**Extracted information**
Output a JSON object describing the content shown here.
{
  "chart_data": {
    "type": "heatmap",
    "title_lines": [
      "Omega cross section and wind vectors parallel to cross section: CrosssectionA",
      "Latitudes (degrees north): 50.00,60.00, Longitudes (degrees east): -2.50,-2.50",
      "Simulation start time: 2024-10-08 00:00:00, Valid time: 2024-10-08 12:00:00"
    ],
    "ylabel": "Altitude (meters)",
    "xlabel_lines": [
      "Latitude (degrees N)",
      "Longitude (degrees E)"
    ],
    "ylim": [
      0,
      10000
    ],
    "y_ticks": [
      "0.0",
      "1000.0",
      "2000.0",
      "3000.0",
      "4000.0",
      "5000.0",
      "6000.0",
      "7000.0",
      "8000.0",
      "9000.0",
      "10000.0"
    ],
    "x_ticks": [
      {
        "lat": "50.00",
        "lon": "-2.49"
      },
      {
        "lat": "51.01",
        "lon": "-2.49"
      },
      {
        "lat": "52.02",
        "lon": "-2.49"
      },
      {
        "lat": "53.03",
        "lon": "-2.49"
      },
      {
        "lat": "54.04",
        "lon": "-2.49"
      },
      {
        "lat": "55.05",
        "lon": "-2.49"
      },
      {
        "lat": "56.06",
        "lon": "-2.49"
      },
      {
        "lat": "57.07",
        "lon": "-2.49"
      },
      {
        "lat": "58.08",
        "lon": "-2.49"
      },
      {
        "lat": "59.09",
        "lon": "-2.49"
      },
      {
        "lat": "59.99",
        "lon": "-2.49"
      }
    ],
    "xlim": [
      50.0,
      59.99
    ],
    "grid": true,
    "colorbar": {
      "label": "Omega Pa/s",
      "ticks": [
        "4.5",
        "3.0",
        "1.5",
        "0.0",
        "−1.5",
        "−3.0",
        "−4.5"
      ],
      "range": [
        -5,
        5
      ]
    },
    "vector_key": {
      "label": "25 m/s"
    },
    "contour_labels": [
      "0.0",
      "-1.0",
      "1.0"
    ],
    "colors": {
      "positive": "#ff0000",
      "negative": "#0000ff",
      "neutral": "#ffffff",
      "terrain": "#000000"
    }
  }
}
* * *
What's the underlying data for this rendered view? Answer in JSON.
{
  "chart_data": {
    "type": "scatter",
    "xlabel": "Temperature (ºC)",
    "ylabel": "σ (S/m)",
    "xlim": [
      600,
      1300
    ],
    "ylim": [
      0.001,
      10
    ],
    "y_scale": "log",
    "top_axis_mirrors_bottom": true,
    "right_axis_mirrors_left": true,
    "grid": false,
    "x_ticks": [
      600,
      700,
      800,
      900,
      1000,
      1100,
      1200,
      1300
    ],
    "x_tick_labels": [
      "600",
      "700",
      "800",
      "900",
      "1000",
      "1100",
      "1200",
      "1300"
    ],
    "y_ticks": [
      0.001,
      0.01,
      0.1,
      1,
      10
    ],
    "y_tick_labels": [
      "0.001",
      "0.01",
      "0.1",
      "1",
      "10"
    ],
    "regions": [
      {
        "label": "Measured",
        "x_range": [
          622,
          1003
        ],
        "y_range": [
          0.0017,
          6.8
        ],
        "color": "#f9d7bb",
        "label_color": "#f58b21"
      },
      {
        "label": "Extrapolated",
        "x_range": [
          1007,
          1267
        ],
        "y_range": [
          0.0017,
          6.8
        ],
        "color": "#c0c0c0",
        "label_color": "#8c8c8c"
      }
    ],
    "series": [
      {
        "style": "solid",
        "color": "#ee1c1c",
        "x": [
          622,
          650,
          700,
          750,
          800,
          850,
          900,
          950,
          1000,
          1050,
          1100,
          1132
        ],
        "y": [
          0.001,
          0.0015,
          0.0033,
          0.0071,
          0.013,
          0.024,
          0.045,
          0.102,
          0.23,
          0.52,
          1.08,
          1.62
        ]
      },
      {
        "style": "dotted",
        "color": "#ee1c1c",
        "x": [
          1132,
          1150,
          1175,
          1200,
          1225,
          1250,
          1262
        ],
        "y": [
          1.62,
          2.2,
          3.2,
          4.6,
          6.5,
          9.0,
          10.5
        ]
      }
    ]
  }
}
---
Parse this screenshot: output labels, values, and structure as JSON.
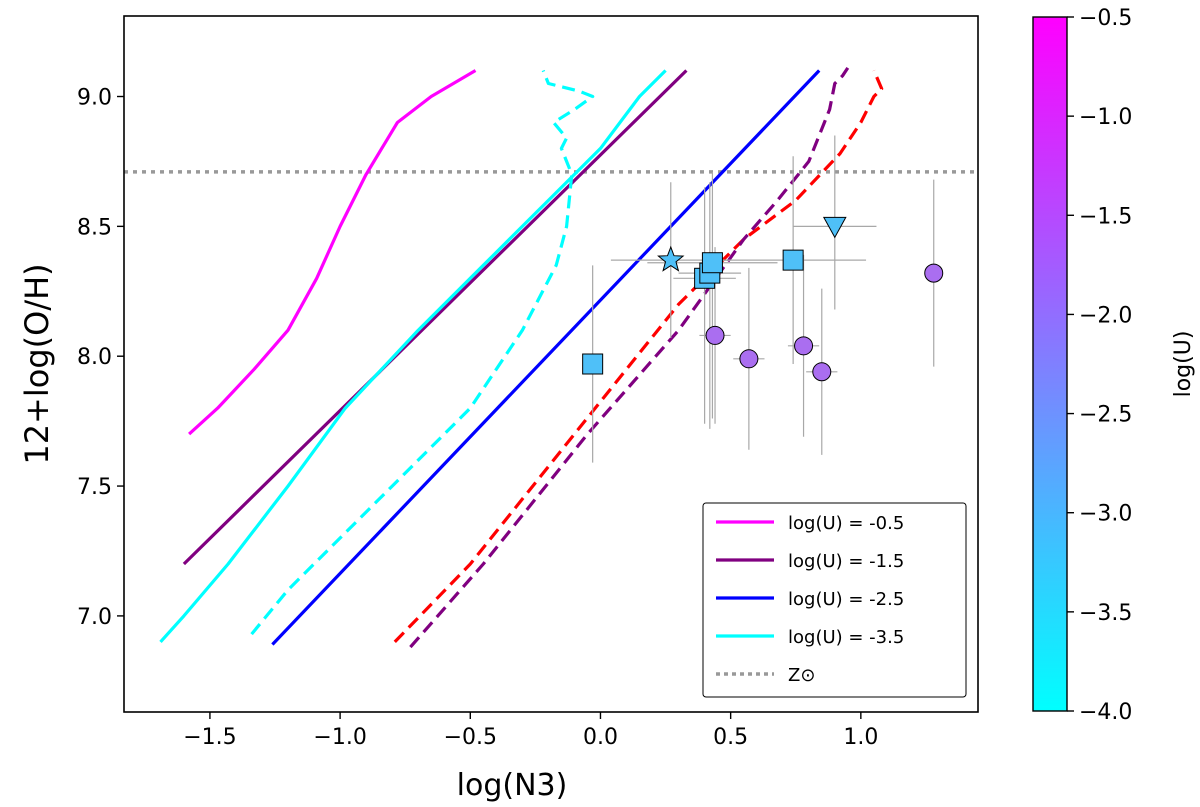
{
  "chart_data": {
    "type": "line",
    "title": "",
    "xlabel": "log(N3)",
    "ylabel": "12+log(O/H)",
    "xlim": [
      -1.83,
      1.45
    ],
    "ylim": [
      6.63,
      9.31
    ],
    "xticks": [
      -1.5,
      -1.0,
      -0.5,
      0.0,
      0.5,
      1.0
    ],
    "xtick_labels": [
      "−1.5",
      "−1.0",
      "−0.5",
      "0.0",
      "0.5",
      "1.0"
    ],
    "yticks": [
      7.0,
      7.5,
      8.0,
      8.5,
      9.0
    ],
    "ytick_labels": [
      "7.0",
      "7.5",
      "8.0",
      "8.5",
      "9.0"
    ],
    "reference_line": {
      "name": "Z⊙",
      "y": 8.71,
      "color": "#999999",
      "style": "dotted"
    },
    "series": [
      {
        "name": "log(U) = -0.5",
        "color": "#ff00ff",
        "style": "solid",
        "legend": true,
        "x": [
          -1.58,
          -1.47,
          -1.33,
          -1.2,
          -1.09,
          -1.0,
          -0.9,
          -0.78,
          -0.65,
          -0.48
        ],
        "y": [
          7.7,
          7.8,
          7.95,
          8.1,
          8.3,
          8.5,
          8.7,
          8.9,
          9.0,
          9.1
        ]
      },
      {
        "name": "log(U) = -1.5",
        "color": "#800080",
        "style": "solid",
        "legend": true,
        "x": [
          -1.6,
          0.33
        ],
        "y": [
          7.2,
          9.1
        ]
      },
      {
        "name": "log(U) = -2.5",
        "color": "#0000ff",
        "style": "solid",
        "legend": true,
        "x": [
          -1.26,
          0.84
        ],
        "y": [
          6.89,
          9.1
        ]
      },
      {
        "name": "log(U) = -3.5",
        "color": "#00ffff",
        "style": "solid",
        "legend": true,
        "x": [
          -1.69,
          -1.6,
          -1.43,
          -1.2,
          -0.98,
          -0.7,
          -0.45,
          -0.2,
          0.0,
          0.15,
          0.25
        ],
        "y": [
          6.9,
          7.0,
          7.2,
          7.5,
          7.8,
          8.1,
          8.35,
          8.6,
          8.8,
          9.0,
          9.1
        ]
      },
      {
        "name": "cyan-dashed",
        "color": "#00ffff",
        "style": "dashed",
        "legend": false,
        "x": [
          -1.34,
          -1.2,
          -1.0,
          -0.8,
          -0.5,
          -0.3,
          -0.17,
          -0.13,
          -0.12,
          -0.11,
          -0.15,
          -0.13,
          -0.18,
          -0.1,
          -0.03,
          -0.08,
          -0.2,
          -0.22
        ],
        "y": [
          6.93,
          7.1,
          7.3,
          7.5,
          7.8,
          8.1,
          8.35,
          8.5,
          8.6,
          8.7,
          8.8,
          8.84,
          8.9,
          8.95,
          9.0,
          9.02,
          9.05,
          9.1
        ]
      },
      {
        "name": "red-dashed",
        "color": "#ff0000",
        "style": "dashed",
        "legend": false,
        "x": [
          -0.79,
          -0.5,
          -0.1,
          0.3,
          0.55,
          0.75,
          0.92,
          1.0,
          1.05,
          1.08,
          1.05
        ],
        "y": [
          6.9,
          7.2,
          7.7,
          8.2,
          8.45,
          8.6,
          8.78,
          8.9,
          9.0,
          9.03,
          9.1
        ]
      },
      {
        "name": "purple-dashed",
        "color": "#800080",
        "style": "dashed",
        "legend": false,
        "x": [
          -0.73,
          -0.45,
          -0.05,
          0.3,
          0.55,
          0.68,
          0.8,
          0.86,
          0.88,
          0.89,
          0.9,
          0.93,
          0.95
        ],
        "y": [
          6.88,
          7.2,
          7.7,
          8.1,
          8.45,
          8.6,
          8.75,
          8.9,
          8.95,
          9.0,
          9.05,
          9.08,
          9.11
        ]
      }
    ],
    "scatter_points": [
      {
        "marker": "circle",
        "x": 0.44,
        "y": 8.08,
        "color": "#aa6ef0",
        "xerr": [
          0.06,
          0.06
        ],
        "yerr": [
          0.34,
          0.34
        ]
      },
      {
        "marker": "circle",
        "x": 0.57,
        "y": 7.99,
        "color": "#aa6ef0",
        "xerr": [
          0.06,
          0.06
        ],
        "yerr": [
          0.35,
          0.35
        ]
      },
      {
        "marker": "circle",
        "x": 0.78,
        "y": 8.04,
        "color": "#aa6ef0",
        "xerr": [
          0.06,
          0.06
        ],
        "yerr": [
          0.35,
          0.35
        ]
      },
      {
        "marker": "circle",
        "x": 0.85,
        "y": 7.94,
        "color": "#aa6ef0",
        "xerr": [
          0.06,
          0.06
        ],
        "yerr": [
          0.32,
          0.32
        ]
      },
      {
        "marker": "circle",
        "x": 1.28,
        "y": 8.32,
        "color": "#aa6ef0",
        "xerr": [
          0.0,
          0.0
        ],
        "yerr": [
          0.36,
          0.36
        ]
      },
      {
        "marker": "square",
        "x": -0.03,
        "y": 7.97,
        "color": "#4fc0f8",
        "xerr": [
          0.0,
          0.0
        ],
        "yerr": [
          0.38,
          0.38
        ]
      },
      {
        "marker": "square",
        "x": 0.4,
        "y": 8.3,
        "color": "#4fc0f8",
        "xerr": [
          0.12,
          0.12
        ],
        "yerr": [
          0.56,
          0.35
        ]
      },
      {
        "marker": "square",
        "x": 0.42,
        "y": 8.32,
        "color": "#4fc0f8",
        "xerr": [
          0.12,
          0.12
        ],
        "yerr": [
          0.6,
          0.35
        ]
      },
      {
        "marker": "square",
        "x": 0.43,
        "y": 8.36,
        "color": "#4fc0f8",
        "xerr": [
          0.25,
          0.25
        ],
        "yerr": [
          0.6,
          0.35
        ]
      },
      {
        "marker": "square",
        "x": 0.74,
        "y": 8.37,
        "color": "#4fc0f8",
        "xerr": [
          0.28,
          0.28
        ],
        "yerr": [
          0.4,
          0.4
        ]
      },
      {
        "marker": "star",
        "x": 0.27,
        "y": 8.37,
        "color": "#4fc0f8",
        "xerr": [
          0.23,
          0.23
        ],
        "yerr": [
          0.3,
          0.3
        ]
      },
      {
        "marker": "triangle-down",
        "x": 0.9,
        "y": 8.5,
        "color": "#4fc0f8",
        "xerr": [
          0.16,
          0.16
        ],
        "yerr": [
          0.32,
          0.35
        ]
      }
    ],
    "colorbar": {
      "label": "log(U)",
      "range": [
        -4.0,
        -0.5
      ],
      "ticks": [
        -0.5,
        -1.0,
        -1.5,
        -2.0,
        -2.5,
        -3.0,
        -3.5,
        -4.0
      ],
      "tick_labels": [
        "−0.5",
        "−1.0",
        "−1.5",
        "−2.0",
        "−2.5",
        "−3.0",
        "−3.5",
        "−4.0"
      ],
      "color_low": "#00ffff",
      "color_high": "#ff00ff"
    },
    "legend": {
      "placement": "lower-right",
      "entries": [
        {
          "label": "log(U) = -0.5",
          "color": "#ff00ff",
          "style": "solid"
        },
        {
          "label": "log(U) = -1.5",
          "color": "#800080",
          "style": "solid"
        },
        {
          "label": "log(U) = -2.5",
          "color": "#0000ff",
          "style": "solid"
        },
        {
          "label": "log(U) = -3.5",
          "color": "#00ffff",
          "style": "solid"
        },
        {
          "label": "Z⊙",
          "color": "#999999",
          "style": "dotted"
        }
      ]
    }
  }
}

**Goal of the exercise**
Provide only the number of lines in the records containing the string "Omega".

**Reply**
2